— Start Given data —
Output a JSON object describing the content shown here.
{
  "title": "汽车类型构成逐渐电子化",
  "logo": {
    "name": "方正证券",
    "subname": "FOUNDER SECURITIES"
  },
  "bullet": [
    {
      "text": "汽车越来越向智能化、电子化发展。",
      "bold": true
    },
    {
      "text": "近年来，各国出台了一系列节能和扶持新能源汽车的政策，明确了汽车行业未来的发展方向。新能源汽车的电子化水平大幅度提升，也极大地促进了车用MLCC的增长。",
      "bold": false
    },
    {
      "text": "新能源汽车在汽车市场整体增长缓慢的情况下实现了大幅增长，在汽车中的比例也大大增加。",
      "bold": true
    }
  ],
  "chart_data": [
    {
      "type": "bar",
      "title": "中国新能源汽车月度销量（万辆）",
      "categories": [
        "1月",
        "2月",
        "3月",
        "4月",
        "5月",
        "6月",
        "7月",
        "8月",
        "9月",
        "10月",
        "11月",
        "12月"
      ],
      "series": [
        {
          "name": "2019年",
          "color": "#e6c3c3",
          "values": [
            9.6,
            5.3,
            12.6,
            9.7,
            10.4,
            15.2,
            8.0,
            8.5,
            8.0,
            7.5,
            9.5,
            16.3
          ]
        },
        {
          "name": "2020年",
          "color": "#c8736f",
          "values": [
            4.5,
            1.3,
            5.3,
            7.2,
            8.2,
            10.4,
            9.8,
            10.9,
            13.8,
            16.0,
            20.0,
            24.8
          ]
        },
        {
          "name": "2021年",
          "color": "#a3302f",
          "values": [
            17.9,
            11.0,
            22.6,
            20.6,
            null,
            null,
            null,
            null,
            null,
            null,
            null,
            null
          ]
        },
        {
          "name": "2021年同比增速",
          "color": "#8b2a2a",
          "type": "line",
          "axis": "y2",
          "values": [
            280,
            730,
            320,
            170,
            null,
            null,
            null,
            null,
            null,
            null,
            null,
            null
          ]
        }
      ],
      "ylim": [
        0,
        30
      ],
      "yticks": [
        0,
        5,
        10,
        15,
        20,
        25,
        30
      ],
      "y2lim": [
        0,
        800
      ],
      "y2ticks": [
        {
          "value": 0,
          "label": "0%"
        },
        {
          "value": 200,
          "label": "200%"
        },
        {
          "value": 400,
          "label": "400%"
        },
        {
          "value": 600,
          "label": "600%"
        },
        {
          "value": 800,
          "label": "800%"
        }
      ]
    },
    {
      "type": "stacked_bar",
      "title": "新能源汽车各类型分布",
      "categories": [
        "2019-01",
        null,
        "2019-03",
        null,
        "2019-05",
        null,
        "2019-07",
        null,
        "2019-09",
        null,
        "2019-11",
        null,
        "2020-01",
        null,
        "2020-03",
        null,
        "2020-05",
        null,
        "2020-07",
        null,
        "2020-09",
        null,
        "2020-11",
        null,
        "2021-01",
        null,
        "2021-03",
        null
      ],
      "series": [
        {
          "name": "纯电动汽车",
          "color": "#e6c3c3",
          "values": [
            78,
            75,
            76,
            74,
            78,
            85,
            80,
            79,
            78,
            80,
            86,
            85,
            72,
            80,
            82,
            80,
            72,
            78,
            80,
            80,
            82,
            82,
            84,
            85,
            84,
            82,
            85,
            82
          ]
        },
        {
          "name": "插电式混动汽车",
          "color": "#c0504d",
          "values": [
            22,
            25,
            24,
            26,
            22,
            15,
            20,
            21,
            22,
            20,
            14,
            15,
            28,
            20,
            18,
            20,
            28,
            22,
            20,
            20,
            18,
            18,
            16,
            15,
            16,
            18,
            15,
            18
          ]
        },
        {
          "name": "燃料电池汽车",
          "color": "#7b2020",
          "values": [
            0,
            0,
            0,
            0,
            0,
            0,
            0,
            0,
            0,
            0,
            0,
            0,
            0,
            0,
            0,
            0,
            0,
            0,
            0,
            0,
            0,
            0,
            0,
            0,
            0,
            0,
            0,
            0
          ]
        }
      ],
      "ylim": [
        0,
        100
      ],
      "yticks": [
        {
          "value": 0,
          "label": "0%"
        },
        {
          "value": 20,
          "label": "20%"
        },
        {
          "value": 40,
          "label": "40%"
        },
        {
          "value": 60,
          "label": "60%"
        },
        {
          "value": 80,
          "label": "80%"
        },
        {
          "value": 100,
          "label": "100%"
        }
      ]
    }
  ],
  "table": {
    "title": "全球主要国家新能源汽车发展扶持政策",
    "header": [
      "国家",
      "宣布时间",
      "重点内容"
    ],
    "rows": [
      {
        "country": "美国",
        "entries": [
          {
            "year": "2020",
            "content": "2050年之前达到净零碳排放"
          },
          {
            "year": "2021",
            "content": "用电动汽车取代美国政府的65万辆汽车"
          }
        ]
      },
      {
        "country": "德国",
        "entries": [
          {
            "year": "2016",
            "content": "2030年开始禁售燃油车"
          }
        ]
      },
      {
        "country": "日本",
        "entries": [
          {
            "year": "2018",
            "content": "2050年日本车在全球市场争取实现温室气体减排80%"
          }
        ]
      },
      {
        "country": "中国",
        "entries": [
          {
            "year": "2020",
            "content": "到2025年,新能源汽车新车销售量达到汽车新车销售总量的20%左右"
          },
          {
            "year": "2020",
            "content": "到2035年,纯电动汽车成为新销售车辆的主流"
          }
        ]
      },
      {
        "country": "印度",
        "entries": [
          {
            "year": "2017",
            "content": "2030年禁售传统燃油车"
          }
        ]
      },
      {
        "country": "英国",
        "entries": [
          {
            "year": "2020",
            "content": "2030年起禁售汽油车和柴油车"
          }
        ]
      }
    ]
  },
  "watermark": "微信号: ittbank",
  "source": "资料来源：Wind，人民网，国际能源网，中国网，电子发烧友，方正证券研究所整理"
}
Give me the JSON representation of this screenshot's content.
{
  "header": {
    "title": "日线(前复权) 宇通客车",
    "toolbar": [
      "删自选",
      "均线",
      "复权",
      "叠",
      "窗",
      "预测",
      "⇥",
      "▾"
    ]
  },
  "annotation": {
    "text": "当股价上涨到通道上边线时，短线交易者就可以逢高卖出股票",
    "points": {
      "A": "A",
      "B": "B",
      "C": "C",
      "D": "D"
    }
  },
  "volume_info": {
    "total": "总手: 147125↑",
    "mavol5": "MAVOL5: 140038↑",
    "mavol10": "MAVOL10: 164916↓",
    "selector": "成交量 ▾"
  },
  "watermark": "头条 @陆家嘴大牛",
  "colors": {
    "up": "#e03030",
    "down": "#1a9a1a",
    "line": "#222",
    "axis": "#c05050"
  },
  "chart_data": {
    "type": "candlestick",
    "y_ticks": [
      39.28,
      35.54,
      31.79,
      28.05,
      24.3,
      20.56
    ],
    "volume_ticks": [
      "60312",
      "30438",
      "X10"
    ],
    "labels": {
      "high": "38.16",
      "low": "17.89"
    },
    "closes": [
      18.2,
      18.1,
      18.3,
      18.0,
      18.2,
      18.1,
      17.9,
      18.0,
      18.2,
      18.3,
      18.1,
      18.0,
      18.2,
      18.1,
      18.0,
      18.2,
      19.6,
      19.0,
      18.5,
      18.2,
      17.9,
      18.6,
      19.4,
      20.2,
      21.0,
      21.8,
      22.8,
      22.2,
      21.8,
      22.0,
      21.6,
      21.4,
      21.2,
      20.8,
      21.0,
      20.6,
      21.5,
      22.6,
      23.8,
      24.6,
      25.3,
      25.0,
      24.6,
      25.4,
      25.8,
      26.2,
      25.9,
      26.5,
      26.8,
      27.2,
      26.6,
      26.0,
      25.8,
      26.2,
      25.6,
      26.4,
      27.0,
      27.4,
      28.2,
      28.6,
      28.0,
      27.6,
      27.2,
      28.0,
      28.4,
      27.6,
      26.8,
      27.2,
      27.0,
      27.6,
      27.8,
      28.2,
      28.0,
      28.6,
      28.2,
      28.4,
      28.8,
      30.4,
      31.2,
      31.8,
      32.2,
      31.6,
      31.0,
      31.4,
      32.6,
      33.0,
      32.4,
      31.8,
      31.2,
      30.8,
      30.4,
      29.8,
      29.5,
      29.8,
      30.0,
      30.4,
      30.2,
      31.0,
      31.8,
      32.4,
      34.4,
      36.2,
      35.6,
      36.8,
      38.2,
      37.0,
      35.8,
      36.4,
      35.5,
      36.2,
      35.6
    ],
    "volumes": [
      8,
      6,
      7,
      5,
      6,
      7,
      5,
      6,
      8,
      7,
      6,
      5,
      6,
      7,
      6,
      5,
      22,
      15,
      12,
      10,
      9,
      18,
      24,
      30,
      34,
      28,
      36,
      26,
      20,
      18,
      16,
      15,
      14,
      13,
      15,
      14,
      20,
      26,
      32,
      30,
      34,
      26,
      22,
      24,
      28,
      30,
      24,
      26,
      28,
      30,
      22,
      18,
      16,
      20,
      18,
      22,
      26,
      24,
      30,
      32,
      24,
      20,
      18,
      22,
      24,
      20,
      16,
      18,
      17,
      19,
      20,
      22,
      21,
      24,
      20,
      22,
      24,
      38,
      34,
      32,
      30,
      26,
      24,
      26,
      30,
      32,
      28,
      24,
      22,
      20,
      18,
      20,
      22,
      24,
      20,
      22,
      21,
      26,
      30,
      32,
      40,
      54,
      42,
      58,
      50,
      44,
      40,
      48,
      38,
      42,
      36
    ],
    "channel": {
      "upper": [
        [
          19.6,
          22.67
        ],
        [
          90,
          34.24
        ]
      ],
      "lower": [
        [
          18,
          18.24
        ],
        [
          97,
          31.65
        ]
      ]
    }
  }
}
— End Given data —
Task brief » List each line holding the string "country".

Task response »
        "country": "美国",
        "country": "德国",
        "country": "日本",
        "country": "中国",
        "country": "印度",
        "country": "英国",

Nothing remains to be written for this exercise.